• OBJECTIVE: Wherever the word "text" appears in the entries, copy the whole line.

• DATASET ENTRIES:
▼
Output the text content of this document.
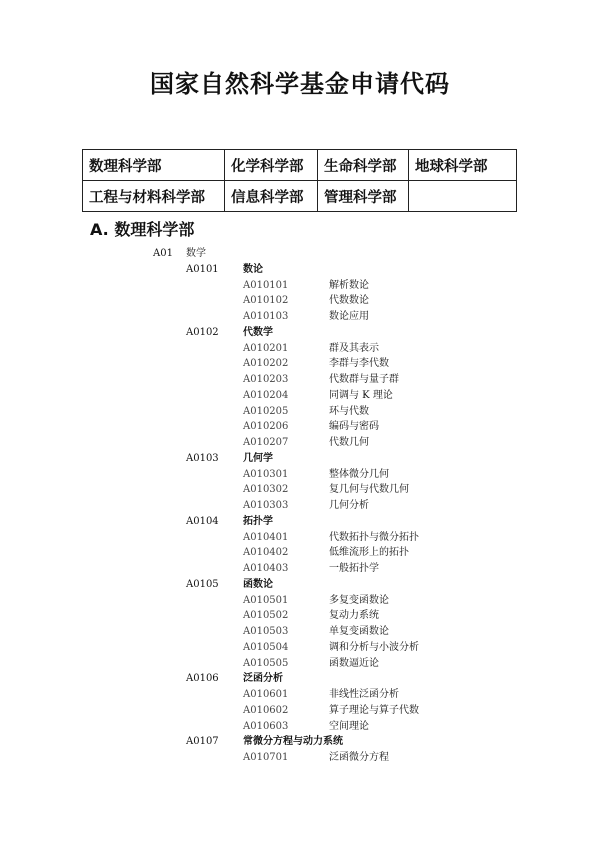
国家自然科学基金申请代码
数理科学部	化学科学部	生命科学部	地球科学部
工程与材料科学部	信息科学部	管理科学部	
A. 数理科学部
A01 数学
A0101 数论
A010101	解析数论
A010102	代数数论
A010103	数论应用
A0102 代数学
A010201	群及其表示
A010202	李群与李代数
A010203	代数群与量子群
A010204	同调与 K 理论
A010205	环与代数
A010206	编码与密码
A010207	代数几何
A0103 几何学
A010301	整体微分几何
A010302	复几何与代数几何
A010303	几何分析
A0104 拓扑学
A010401	代数拓扑与微分拓扑
A010402	低维流形上的拓扑
A010403	一般拓扑学
A0105 函数论
A010501	多复变函数论
A010502	复动力系统
A010503	单复变函数论
A010504	调和分析与小波分析
A010505	函数逼近论
A0106 泛函分析
A010601	非线性泛函分析
A010602	算子理论与算子代数
A010603	空间理论
A0107 常微分方程与动力系统
A010701	泛函微分方程
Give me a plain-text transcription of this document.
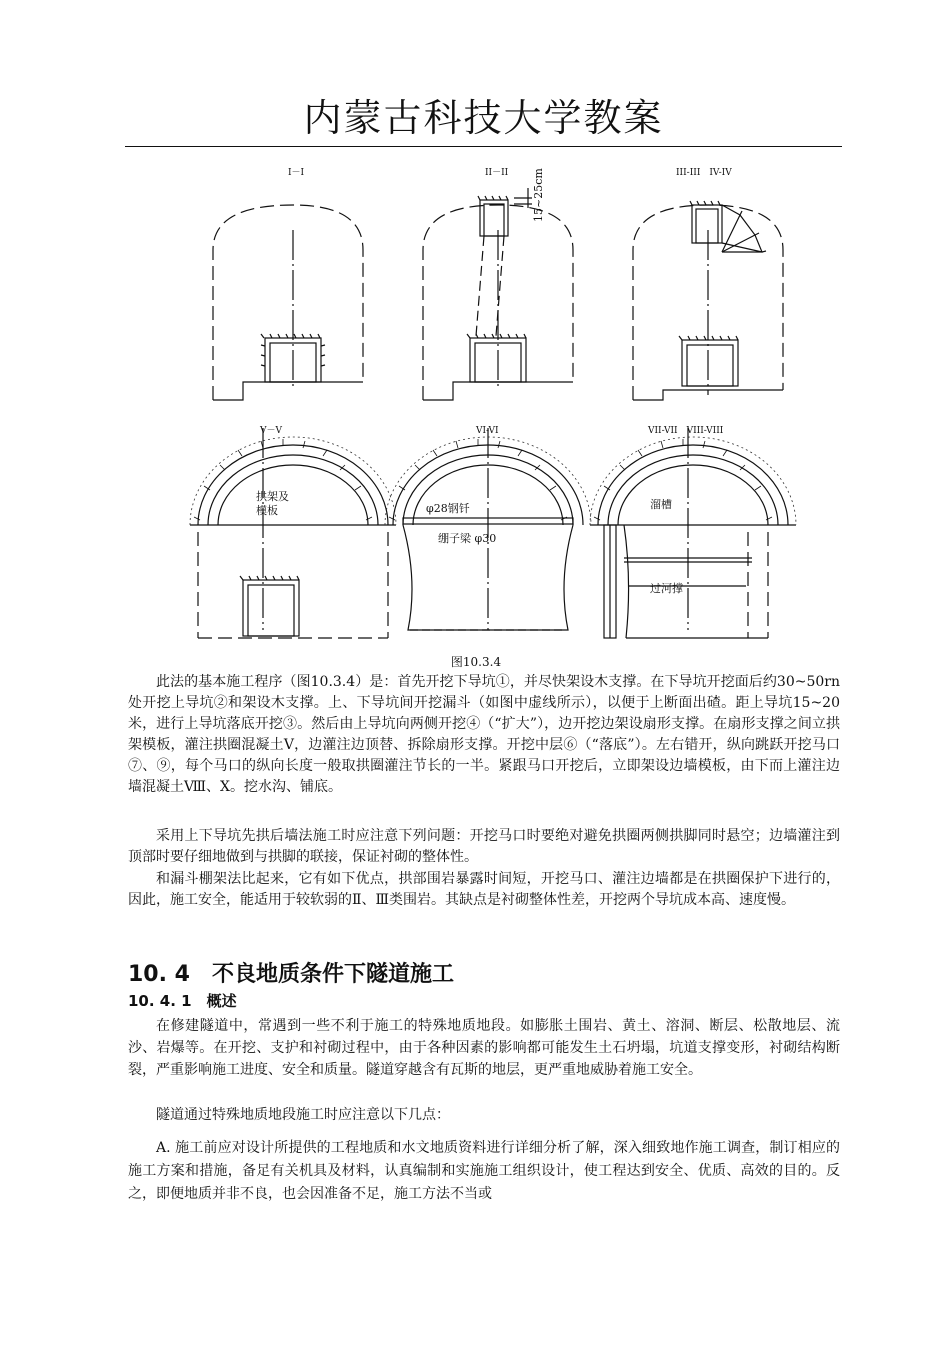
内蒙古科技大学教案
I－I	II－II	III-III　IV-IV
V－V	VI-VI	VII-VII　VIII-VIII
15~25cm
拱架及
模板	φ28钢钎
绷子梁 φ30
溜槽
过河撑
图10.3.4

此法的基本施工程序（图10.3.4）是：首先开挖下导坑①，并尽快架设木支撑。在下导坑开挖面后约30~50rn处开挖上导坑②和架设木支撑。上、下导坑间开挖漏斗（如图中虚线所示），以便于上断面出碴。距上导坑15~20米，进行上导坑落底开挖③。然后由上导坑向两侧开挖④（“扩大”），边开挖边架设扇形支撑。在扇形支撑之间立拱架模板，灌注拱圈混凝土Ⅴ，边灌注边顶替、拆除扇形支撑。开挖中层⑥（“落底”）。左右错开，纵向跳跃开挖马口⑦、⑨，每个马口的纵向长度一般取拱圈灌注节长的一半。紧跟马口开挖后，立即架设边墙模板，由下而上灌注边墙混凝土Ⅷ、Ⅹ。挖水沟、铺底。

采用上下导坑先拱后墙法施工时应注意下列问题：开挖马口时要绝对避免拱圈两侧拱脚同时悬空；边墙灌注到顶部时要仔细地做到与拱脚的联接，保证衬砌的整体性。

和漏斗棚架法比起来，它有如下优点，拱部围岩暴露时间短，开挖马口、灌注边墙都是在拱圈保护下进行的，因此，施工安全，能适用于较软弱的Ⅱ、Ⅲ类围岩。其缺点是衬砌整体性差，开挖两个导坑成本高、速度慢。

10. 4　不良地质条件下隧道施工
10. 4. 1　概述

在修建隧道中，常遇到一些不利于施工的特殊地质地段。如膨胀土围岩、黄土、溶洞、断层、松散地层、流沙、岩爆等。在开挖、支护和衬砌过程中，由于各种因素的影响都可能发生土石坍塌，坑道支撑变形，衬砌结构断裂，严重影响施工进度、安全和质量。隧道穿越含有瓦斯的地层，更严重地威胁着施工安全。

隧道通过特殊地质地段施工时应注意以下几点：

A. 施工前应对设计所提供的工程地质和水文地质资料进行详细分析了解，深入细致地作施工调查，制订相应的施工方案和措施，备足有关机具及材料，认真编制和实施施工组织设计，使工程达到安全、优质、高效的目的。反之，即便地质并非不良，也会因准备不足，施工方法不当或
▲
• ANSWER IN FULL:
Output the text content of this document.
Give me a plain-text transcription of this document.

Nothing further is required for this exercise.